======== INFORMATION SHOWN ========

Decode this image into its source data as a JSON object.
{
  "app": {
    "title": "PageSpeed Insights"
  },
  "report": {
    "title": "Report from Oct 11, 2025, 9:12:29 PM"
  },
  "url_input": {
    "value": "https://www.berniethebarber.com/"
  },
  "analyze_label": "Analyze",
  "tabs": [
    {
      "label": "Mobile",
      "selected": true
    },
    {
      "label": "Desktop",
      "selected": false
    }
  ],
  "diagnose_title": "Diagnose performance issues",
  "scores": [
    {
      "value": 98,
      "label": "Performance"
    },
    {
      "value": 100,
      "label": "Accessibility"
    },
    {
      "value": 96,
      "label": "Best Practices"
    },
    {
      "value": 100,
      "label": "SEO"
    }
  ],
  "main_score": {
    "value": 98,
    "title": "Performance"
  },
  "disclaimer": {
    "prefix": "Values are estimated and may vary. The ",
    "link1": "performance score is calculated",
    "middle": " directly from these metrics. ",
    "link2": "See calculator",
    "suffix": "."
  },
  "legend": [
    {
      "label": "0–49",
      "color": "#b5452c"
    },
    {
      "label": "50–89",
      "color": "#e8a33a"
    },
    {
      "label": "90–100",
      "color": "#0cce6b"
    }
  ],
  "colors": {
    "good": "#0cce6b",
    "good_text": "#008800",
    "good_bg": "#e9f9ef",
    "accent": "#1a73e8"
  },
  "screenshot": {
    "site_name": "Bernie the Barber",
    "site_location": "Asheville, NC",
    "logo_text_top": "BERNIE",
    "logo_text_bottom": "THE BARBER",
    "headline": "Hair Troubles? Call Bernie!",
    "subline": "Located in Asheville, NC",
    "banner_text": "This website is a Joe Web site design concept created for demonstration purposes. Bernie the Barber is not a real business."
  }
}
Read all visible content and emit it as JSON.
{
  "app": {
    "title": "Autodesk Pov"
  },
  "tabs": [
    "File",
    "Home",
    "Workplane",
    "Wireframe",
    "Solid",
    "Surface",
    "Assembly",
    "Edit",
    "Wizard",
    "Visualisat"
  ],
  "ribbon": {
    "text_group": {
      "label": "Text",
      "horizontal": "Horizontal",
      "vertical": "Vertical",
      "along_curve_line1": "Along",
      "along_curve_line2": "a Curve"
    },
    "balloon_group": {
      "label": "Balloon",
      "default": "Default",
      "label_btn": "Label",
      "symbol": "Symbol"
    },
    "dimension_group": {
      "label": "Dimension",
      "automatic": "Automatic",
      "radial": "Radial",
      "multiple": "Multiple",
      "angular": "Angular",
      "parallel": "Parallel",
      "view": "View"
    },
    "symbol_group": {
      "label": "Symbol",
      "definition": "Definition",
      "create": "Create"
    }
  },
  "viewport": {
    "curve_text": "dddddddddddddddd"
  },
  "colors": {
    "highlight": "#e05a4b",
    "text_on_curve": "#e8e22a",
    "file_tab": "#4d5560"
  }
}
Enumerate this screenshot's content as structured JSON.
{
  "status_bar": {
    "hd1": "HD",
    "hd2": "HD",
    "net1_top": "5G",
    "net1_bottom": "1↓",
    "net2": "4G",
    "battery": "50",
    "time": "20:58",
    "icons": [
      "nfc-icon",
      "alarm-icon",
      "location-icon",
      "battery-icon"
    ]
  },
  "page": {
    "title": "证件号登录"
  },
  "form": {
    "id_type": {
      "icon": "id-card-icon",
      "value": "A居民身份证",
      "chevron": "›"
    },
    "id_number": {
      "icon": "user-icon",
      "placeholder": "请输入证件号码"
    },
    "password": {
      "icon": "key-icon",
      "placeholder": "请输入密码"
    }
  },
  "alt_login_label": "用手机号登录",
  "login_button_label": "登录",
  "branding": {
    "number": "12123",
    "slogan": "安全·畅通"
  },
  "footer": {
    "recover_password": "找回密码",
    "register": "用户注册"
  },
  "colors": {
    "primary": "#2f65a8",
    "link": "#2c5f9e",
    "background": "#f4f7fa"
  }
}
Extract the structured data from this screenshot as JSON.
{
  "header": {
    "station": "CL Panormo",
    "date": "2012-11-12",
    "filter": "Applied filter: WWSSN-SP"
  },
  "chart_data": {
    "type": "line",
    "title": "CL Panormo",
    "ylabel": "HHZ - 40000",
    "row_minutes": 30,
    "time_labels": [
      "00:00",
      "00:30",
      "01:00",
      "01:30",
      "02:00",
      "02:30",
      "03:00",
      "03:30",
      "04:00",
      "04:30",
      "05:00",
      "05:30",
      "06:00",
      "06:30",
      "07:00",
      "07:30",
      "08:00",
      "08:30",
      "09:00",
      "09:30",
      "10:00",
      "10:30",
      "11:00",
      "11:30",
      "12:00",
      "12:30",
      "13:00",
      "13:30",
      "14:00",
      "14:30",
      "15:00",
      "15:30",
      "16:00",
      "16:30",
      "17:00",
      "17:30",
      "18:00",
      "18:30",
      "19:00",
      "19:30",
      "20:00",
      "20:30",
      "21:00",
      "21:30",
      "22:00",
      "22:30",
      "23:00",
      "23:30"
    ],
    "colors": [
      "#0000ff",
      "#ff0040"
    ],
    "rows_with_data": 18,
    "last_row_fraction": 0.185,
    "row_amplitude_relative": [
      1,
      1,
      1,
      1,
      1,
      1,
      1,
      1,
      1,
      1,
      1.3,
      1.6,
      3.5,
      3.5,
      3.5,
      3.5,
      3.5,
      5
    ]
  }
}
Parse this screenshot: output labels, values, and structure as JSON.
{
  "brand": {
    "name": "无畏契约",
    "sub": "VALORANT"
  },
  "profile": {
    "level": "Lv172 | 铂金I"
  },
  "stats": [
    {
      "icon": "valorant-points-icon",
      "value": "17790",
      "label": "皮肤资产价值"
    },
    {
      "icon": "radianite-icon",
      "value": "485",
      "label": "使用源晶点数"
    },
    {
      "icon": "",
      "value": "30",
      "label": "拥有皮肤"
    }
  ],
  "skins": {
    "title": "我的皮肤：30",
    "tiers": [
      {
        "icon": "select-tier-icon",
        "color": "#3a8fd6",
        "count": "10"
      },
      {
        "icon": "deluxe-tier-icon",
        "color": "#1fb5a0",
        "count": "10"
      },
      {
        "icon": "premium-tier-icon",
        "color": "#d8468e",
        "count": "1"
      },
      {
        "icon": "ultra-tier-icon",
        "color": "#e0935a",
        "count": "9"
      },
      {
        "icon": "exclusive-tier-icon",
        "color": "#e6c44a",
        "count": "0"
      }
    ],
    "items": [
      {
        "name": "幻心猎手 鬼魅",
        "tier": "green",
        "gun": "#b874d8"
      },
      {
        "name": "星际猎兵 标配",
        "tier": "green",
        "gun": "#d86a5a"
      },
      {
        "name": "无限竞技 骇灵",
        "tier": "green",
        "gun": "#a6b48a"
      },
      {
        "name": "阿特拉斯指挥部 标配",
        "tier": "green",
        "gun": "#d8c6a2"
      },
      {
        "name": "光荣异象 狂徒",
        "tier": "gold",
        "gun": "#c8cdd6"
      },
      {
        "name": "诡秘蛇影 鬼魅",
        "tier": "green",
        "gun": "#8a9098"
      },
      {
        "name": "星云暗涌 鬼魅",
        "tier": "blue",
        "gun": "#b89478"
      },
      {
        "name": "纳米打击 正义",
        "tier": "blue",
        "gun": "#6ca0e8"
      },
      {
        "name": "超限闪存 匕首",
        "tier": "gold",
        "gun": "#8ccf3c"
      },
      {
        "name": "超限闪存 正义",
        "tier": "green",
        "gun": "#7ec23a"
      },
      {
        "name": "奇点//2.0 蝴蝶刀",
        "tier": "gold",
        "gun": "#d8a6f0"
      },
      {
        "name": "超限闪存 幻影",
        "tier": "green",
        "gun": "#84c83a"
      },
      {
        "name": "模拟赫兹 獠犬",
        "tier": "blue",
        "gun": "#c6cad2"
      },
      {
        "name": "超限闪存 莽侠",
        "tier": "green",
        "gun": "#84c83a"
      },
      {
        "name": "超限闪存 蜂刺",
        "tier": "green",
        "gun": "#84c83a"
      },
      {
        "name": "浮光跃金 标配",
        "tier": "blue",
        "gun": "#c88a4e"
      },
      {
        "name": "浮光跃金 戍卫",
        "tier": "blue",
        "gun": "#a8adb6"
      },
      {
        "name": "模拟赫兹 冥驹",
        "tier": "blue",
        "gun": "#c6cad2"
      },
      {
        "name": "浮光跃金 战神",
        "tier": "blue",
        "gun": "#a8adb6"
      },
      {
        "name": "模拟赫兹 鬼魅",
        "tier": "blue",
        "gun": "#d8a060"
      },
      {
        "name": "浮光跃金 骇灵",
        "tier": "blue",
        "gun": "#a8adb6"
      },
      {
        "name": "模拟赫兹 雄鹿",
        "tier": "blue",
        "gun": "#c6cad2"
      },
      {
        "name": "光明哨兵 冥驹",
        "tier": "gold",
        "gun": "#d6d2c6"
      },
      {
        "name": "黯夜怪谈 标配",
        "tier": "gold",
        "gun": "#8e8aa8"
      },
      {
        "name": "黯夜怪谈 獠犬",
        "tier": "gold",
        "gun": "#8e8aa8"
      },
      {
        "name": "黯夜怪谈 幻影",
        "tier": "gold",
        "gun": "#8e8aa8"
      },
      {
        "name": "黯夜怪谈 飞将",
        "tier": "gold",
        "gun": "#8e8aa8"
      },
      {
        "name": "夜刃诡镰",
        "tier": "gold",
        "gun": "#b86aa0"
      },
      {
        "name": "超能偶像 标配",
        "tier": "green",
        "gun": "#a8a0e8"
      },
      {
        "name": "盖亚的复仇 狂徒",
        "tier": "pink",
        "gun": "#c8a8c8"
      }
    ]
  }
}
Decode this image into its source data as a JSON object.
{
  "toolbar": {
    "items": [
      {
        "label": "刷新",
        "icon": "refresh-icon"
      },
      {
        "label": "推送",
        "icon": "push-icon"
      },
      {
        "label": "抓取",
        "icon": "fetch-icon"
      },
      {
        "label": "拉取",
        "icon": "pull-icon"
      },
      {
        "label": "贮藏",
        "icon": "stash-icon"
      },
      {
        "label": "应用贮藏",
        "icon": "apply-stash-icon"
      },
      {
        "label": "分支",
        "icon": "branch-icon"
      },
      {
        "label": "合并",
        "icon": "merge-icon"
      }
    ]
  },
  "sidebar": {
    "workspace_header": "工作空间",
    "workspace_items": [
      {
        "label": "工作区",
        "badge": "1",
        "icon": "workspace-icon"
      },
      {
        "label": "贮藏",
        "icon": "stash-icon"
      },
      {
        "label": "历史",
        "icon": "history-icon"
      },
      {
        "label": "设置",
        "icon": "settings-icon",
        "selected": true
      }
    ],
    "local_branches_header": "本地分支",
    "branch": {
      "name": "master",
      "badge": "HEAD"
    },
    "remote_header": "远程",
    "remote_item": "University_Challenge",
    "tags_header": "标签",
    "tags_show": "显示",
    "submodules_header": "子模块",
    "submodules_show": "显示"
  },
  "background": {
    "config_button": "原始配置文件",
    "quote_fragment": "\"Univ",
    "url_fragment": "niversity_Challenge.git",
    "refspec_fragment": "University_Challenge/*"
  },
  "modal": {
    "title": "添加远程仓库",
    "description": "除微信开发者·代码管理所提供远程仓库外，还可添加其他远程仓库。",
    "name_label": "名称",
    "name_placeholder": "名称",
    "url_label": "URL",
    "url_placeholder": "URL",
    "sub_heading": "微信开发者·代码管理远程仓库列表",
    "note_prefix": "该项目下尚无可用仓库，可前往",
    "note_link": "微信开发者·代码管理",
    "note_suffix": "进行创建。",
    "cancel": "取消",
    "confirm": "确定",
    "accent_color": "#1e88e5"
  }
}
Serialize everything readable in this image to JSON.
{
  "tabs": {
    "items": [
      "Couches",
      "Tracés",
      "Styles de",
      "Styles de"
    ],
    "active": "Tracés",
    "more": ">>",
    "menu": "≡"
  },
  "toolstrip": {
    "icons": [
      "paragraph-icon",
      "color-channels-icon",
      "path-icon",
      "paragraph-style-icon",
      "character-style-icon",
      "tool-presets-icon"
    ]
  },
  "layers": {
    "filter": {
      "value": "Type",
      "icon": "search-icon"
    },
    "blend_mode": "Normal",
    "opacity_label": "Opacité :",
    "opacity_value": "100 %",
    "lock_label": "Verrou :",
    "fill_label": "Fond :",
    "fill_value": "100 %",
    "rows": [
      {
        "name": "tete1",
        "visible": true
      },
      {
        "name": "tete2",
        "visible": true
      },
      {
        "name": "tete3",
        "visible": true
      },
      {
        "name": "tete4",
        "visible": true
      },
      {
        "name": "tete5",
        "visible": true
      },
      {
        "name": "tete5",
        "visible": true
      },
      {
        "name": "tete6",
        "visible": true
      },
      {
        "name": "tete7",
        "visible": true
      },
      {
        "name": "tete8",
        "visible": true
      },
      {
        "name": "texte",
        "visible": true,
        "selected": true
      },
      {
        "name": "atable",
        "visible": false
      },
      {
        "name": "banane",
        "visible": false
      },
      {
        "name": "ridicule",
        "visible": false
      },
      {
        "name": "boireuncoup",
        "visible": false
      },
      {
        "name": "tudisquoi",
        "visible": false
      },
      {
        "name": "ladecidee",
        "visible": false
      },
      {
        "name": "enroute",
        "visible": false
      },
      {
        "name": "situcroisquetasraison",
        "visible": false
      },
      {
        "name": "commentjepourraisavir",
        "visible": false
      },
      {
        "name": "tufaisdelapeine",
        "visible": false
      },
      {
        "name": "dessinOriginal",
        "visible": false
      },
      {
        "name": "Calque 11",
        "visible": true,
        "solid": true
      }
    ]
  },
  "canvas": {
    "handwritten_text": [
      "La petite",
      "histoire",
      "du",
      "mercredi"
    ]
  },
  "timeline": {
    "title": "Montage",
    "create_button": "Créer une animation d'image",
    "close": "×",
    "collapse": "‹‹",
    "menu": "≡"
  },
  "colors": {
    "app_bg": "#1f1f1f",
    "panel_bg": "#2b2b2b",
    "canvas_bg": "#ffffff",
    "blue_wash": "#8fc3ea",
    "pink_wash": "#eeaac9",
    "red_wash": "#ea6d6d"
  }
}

========

## STATED GOAL
List all lines holding the string "count".

## SOLUTION
        "count": "10"
        "count": "10"
        "count": "1"
        "count": "9"
        "count": "0"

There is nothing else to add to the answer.